Dataset items
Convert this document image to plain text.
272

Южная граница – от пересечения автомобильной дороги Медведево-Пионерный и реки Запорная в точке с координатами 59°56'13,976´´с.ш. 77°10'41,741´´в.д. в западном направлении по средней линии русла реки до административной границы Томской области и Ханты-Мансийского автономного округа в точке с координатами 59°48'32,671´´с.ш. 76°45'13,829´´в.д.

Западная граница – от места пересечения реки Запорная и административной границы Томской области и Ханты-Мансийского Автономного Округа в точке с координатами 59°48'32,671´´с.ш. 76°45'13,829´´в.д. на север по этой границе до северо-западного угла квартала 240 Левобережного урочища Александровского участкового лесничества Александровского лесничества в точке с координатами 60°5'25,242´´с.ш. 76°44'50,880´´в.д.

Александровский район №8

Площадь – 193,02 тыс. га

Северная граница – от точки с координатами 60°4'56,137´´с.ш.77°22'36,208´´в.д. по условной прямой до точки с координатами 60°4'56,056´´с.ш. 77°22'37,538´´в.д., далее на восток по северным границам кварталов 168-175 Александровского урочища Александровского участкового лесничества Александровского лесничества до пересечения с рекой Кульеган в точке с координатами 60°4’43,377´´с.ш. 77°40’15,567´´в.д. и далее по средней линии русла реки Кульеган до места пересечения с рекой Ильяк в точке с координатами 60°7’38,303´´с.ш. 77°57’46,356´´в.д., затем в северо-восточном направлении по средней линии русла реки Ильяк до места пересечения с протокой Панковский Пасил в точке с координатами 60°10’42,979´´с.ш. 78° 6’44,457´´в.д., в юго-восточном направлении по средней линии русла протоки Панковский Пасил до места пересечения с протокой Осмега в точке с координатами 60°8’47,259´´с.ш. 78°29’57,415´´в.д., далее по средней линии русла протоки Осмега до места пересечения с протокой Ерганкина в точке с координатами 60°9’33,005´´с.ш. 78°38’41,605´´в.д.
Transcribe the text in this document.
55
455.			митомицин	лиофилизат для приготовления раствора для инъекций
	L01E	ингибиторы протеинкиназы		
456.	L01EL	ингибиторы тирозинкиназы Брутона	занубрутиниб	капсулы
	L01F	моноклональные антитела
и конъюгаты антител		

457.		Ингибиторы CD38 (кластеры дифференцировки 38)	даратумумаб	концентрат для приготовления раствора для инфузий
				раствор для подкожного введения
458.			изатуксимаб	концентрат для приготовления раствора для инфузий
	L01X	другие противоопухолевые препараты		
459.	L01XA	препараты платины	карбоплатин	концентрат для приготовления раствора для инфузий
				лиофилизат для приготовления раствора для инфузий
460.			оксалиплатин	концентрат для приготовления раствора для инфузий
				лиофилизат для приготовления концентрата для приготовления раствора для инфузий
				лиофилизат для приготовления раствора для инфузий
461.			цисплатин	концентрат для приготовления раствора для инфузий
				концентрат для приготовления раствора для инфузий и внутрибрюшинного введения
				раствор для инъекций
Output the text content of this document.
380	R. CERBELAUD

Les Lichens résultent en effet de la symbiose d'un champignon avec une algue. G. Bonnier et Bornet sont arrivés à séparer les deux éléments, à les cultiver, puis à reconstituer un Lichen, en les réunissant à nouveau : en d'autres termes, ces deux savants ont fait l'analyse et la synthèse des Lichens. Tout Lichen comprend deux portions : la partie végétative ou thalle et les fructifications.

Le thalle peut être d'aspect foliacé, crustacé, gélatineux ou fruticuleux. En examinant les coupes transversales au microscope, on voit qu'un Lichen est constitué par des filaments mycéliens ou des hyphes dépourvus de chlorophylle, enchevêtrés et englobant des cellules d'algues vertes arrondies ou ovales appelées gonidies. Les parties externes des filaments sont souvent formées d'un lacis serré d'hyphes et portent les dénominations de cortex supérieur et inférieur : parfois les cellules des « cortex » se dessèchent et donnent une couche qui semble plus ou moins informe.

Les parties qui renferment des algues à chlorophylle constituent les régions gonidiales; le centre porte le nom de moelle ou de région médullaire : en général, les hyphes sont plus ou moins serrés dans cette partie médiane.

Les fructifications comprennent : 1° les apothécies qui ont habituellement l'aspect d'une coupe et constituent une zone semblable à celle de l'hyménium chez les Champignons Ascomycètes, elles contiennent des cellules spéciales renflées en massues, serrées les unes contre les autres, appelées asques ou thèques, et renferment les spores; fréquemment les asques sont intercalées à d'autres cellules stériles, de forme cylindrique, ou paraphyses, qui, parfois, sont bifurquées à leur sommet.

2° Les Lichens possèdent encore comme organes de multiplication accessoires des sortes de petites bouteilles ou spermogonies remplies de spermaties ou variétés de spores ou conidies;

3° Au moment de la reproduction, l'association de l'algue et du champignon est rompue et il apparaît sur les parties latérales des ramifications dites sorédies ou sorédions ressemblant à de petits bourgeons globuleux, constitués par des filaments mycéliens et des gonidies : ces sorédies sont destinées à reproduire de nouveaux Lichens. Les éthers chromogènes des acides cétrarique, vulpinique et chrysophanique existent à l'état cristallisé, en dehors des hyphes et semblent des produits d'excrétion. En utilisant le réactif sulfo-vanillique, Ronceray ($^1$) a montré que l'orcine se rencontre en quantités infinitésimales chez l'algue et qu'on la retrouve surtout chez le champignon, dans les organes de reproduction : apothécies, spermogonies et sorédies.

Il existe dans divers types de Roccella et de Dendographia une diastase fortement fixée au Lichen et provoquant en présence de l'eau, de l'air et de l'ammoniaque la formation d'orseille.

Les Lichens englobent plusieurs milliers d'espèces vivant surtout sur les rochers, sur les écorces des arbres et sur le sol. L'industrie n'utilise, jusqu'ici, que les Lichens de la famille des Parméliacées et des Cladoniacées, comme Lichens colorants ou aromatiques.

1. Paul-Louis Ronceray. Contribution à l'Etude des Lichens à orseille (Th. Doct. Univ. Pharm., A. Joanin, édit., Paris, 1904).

● Task instructions
Each of the records should be retyped exactly.

● Response to this exercise
Convert this document image to plain text.
272

Южная граница – от пересечения автомобильной дороги Медведево-Пионерный и реки Запорная в точке с координатами 59°56'13,976´´с.ш. 77°10'41,741´´в.д. в западном направлении по средней линии русла реки до административной границы Томской области и Ханты-Мансийского автономного округа в точке с координатами 59°48'32,671´´с.ш. 76°45'13,829´´в.д.

Западная граница – от места пересечения реки Запорная и административной границы Томской области и Ханты-Мансийского Автономного Округа в точке с координатами 59°48'32,671´´с.ш. 76°45'13,829´´в.д. на север по этой границе до северо-западного угла квартала 240 Левобережного урочища Александровского участкового лесничества Александровского лесничества в точке с координатами 60°5'25,242´´с.ш. 76°44'50,880´´в.д.

Александровский район №8

Площадь – 193,02 тыс. га

Северная граница – от точки с координатами 60°4'56,137´´с.ш.77°22'36,208´´в.д. по условной прямой до точки с координатами 60°4'56,056´´с.ш. 77°22'37,538´´в.д., далее на восток по северным границам кварталов 168-175 Александровского урочища Александровского участкового лесничества Александровского лесничества до пересечения с рекой Кульеган в точке с координатами 60°4’43,377´´с.ш. 77°40’15,567´´в.д. и далее по средней линии русла реки Кульеган до места пересечения с рекой Ильяк в точке с координатами 60°7’38,303´´с.ш. 77°57’46,356´´в.д., затем в северо-восточном направлении по средней линии русла реки Ильяк до места пересечения с протокой Панковский Пасил в точке с координатами 60°10’42,979´´с.ш. 78° 6’44,457´´в.д., в юго-восточном направлении по средней линии русла протоки Панковский Пасил до места пересечения с протокой Осмега в точке с координатами 60°8’47,259´´с.ш. 78°29’57,415´´в.д., далее по средней линии русла протоки Осмега до места пересечения с протокой Ерганкина в точке с координатами 60°9’33,005´´с.ш. 78°38’41,605´´в.д.
Transcribe the text in this document.
55
455.			митомицин	лиофилизат для приготовления раствора для инъекций
	L01E	ингибиторы протеинкиназы		
456.	L01EL	ингибиторы тирозинкиназы Брутона	занубрутиниб	капсулы
	L01F	моноклональные антитела
и конъюгаты антител		

457.		Ингибиторы CD38 (кластеры дифференцировки 38)	даратумумаб	концентрат для приготовления раствора для инфузий
				раствор для подкожного введения
458.			изатуксимаб	концентрат для приготовления раствора для инфузий
	L01X	другие противоопухолевые препараты		
459.	L01XA	препараты платины	карбоплатин	концентрат для приготовления раствора для инфузий
				лиофилизат для приготовления раствора для инфузий
460.			оксалиплатин	концентрат для приготовления раствора для инфузий
				лиофилизат для приготовления концентрата для приготовления раствора для инфузий
				лиофилизат для приготовления раствора для инфузий
461.			цисплатин	концентрат для приготовления раствора для инфузий
				концентрат для приготовления раствора для инфузий и внутрибрюшинного введения
				раствор для инъекций
Output the text content of this document.
380	R. CERBELAUD

Les Lichens résultent en effet de la symbiose d'un champignon avec une algue. G. Bonnier et Bornet sont arrivés à séparer les deux éléments, à les cultiver, puis à reconstituer un Lichen, en les réunissant à nouveau : en d'autres termes, ces deux savants ont fait l'analyse et la synthèse des Lichens. Tout Lichen comprend deux portions : la partie végétative ou thalle et les fructifications.

Le thalle peut être d'aspect foliacé, crustacé, gélatineux ou fruticuleux. En examinant les coupes transversales au microscope, on voit qu'un Lichen est constitué par des filaments mycéliens ou des hyphes dépourvus de chlorophylle, enchevêtrés et englobant des cellules d'algues vertes arrondies ou ovales appelées gonidies. Les parties externes des filaments sont souvent formées d'un lacis serré d'hyphes et portent les dénominations de cortex supérieur et inférieur : parfois les cellules des « cortex » se dessèchent et donnent une couche qui semble plus ou moins informe.

Les parties qui renferment des algues à chlorophylle constituent les régions gonidiales; le centre porte le nom de moelle ou de région médullaire : en général, les hyphes sont plus ou moins serrés dans cette partie médiane.

Les fructifications comprennent : 1° les apothécies qui ont habituellement l'aspect d'une coupe et constituent une zone semblable à celle de l'hyménium chez les Champignons Ascomycètes, elles contiennent des cellules spéciales renflées en massues, serrées les unes contre les autres, appelées asques ou thèques, et renferment les spores; fréquemment les asques sont intercalées à d'autres cellules stériles, de forme cylindrique, ou paraphyses, qui, parfois, sont bifurquées à leur sommet.

2° Les Lichens possèdent encore comme organes de multiplication accessoires des sortes de petites bouteilles ou spermogonies remplies de spermaties ou variétés de spores ou conidies;

3° Au moment de la reproduction, l'association de l'algue et du champignon est rompue et il apparaît sur les parties latérales des ramifications dites sorédies ou sorédions ressemblant à de petits bourgeons globuleux, constitués par des filaments mycéliens et des gonidies : ces sorédies sont destinées à reproduire de nouveaux Lichens. Les éthers chromogènes des acides cétrarique, vulpinique et chrysophanique existent à l'état cristallisé, en dehors des hyphes et semblent des produits d'excrétion. En utilisant le réactif sulfo-vanillique, Ronceray ($^1$) a montré que l'orcine se rencontre en quantités infinitésimales chez l'algue et qu'on la retrouve surtout chez le champignon, dans les organes de reproduction : apothécies, spermogonies et sorédies.

Il existe dans divers types de Roccella et de Dendographia une diastase fortement fixée au Lichen et provoquant en présence de l'eau, de l'air et de l'ammoniaque la formation d'orseille.

Les Lichens englobent plusieurs milliers d'espèces vivant surtout sur les rochers, sur les écorces des arbres et sur le sol. L'industrie n'utilise, jusqu'ici, que les Lichens de la famille des Parméliacées et des Cladoniacées, comme Lichens colorants ou aromatiques.

1. Paul-Louis Ronceray. Contribution à l'Etude des Lichens à orseille (Th. Doct. Univ. Pharm., A. Joanin, édit., Paris, 1904).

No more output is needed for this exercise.